▶ Written instruction: Write out the whole listing exactly as it stands.

Extracted data entries

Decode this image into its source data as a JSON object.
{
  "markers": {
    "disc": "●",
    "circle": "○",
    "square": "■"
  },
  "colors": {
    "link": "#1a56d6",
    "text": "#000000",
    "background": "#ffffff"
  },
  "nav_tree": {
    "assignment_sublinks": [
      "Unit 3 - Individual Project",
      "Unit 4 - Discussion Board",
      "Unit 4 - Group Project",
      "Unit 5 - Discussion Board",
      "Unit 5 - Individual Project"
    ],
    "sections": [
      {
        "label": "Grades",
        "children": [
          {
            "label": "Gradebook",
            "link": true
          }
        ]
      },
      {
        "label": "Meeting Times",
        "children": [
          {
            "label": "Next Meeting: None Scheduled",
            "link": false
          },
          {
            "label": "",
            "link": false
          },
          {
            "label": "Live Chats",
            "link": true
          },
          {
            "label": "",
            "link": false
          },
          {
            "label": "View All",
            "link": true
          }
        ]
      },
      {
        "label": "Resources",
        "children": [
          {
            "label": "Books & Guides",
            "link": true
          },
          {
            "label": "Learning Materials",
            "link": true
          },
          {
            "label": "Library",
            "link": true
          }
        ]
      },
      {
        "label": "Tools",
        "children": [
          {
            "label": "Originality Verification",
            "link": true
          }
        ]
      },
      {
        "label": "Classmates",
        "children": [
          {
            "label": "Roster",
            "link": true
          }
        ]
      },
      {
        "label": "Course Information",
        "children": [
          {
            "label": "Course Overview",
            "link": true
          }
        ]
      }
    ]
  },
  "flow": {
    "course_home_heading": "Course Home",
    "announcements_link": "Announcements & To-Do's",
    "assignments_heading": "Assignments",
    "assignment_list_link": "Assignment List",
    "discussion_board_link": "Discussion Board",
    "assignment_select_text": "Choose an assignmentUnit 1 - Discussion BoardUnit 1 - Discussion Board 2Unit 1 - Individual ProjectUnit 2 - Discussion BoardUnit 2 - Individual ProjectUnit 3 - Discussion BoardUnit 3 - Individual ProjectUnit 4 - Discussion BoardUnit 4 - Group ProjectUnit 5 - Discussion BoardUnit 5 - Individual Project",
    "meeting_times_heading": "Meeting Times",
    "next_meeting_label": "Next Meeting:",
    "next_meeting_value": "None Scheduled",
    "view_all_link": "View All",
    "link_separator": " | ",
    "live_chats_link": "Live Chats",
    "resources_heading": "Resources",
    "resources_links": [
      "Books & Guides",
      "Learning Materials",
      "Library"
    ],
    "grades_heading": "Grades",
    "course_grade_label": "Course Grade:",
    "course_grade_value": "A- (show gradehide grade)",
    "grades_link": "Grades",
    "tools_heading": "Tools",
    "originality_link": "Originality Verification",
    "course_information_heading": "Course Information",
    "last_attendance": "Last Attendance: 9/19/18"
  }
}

▶ In response:
Decode this image into its source data as a JSON object.
{
  "markers": {
    "disc": "●",
    "circle": "○",
    "square": "■"
  },
  "colors": {
    "link": "#1a56d6",
    "text": "#000000",
    "background": "#ffffff"
  },
  "nav_tree": {
    "assignment_sublinks": [
      "Unit 3 - Individual Project",
      "Unit 4 - Discussion Board",
      "Unit 4 - Group Project",
      "Unit 5 - Discussion Board",
      "Unit 5 - Individual Project"
    ],
    "sections": [
      {
        "label": "Grades",
        "children": [
          {
            "label": "Gradebook",
            "link": true
          }
        ]
      },
      {
        "label": "Meeting Times",
        "children": [
          {
            "label": "Next Meeting: None Scheduled",
            "link": false
          },
          {
            "label": "",
            "link": false
          },
          {
            "label": "Live Chats",
            "link": true
          },
          {
            "label": "",
            "link": false
          },
          {
            "label": "View All",
            "link": true
          }
        ]
      },
      {
        "label": "Resources",
        "children": [
          {
            "label": "Books & Guides",
            "link": true
          },
          {
            "label": "Learning Materials",
            "link": true
          },
          {
            "label": "Library",
            "link": true
          }
        ]
      },
      {
        "label": "Tools",
        "children": [
          {
            "label": "Originality Verification",
            "link": true
          }
        ]
      },
      {
        "label": "Classmates",
        "children": [
          {
            "label": "Roster",
            "link": true
          }
        ]
      },
      {
        "label": "Course Information",
        "children": [
          {
            "label": "Course Overview",
            "link": true
          }
        ]
      }
    ]
  },
  "flow": {
    "course_home_heading": "Course Home",
    "announcements_link": "Announcements & To-Do's",
    "assignments_heading": "Assignments",
    "assignment_list_link": "Assignment List",
    "discussion_board_link": "Discussion Board",
    "assignment_select_text": "Choose an assignmentUnit 1 - Discussion BoardUnit 1 - Discussion Board 2Unit 1 - Individual ProjectUnit 2 - Discussion BoardUnit 2 - Individual ProjectUnit 3 - Discussion BoardUnit 3 - Individual ProjectUnit 4 - Discussion BoardUnit 4 - Group ProjectUnit 5 - Discussion BoardUnit 5 - Individual Project",
    "meeting_times_heading": "Meeting Times",
    "next_meeting_label": "Next Meeting:",
    "next_meeting_value": "None Scheduled",
    "view_all_link": "View All",
    "link_separator": " | ",
    "live_chats_link": "Live Chats",
    "resources_heading": "Resources",
    "resources_links": [
      "Books & Guides",
      "Learning Materials",
      "Library"
    ],
    "grades_heading": "Grades",
    "course_grade_label": "Course Grade:",
    "course_grade_value": "A- (show gradehide grade)",
    "grades_link": "Grades",
    "tools_heading": "Tools",
    "originality_link": "Originality Verification",
    "course_information_heading": "Course Information",
    "last_attendance": "Last Attendance: 9/19/18"
  }
}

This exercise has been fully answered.